--- EXCERPT TO READ Enclosed Below ---

4.5 92(91.5,91,91)b 132-135 134-136[16]
7

 g

4 94(94,93,93)b 132-135 133-134[16]
8

 h

3.5 99(99,98.5,98.5)b 129-131 128-130 [16]

aIsolated yields. bCatalyst was reused over three runs.

3.1. Catalyst Rcovery

In our experiments, the reusability of the catalyst were examined by repetitive use of the catalyst. The wet catalyst was recycled and no appreciable change in activity was noticed after three cycles (Table 1, entries 1, 2, 5-8).

3.2. Effects of the Solvent

Different organic solvents were examined for the reaction and we found that ethanol was the solvent of choice (Table 2). CH3OH, CHCl3 and THF proved to be almost as good as ethanol, with CH2Cl2 giving a slightly better yield than CCl4. When the reactions were conducted in ethanol, the expected products were obtained in good yields and with better reaction times compared to organic solvents (Tables 1 and 2).

--- End of Enclosed EXCERPT TO READ ---
--- RECORD EXTRACTS Enclosed Below ---

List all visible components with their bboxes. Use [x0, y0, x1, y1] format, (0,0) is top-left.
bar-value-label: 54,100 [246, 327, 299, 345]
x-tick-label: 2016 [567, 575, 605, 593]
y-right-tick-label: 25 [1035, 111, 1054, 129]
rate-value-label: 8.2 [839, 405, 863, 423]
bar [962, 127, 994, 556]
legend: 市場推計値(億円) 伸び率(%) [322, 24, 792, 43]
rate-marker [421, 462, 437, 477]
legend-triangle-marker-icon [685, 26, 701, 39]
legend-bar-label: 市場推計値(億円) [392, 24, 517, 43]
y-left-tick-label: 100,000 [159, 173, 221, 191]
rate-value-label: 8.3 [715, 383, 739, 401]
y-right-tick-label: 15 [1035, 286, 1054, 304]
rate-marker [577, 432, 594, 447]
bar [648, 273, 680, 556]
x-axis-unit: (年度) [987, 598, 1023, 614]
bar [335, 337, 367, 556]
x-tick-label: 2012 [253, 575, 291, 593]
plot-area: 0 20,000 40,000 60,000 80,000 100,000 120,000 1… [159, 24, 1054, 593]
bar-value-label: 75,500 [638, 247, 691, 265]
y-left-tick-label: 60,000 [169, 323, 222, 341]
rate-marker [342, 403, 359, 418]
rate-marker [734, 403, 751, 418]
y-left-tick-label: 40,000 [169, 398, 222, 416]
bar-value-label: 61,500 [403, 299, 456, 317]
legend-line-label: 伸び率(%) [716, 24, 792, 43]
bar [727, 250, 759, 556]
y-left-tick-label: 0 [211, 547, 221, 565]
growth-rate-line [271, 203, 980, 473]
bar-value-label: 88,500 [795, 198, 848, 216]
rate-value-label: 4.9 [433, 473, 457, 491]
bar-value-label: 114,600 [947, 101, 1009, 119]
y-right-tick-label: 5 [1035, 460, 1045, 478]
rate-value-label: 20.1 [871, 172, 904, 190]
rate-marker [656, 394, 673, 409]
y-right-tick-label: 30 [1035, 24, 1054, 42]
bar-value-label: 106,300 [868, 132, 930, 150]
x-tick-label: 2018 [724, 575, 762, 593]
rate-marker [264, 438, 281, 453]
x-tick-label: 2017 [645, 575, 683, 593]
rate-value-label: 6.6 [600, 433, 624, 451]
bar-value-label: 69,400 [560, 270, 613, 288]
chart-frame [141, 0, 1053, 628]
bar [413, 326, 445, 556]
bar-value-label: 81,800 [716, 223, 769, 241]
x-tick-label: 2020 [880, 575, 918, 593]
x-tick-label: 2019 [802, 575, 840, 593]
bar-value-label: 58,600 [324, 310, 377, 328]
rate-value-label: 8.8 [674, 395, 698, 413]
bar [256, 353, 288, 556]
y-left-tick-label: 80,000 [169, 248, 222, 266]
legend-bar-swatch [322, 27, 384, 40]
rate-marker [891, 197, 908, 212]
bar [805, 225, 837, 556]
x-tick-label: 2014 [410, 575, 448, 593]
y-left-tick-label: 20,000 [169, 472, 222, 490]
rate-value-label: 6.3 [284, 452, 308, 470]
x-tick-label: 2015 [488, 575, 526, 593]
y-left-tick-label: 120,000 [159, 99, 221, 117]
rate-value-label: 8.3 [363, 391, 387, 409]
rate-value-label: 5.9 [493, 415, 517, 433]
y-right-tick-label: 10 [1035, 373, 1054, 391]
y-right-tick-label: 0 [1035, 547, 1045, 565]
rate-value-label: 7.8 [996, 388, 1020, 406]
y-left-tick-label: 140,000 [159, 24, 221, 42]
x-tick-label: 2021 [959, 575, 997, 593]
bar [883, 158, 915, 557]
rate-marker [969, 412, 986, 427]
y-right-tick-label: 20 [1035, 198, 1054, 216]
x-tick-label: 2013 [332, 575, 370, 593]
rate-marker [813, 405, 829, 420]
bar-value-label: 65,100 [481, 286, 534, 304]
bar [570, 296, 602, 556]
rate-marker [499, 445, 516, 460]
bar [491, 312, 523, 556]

--- End of Enclosed RECORD EXTRACTS ---

Copy out the full excerpt on catalyst recovery and solvent effects, word for word. The items have nothing to do with what you're asked to do here.

4.5 92(91.5,91,91)b 132-135 134-136[16]
7

 g

4 94(94,93,93)b 132-135 133-134[16]
8

 h

3.5 99(99,98.5,98.5)b 129-131 128-130 [16]

aIsolated yields. bCatalyst was reused over three runs.

3.1. Catalyst Rcovery

In our experiments, the reusability of the catalyst were examined by repetitive use of the catalyst. The wet catalyst was recycled and no appreciable change in activity was noticed after three cycles (Table 1, entries 1, 2, 5-8).

3.2. Effects of the Solvent

Different organic solvents were examined for the reaction and we found that ethanol was the solvent of choice (Table 2). CH3OH, CHCl3 and THF proved to be almost as good as ethanol, with CH2Cl2 giving a slightly better yield than CCl4. When the reactions were conducted in ethanol, the expected products were obtained in good yields and with better reaction times compared to organic solvents (Tables 1 and 2).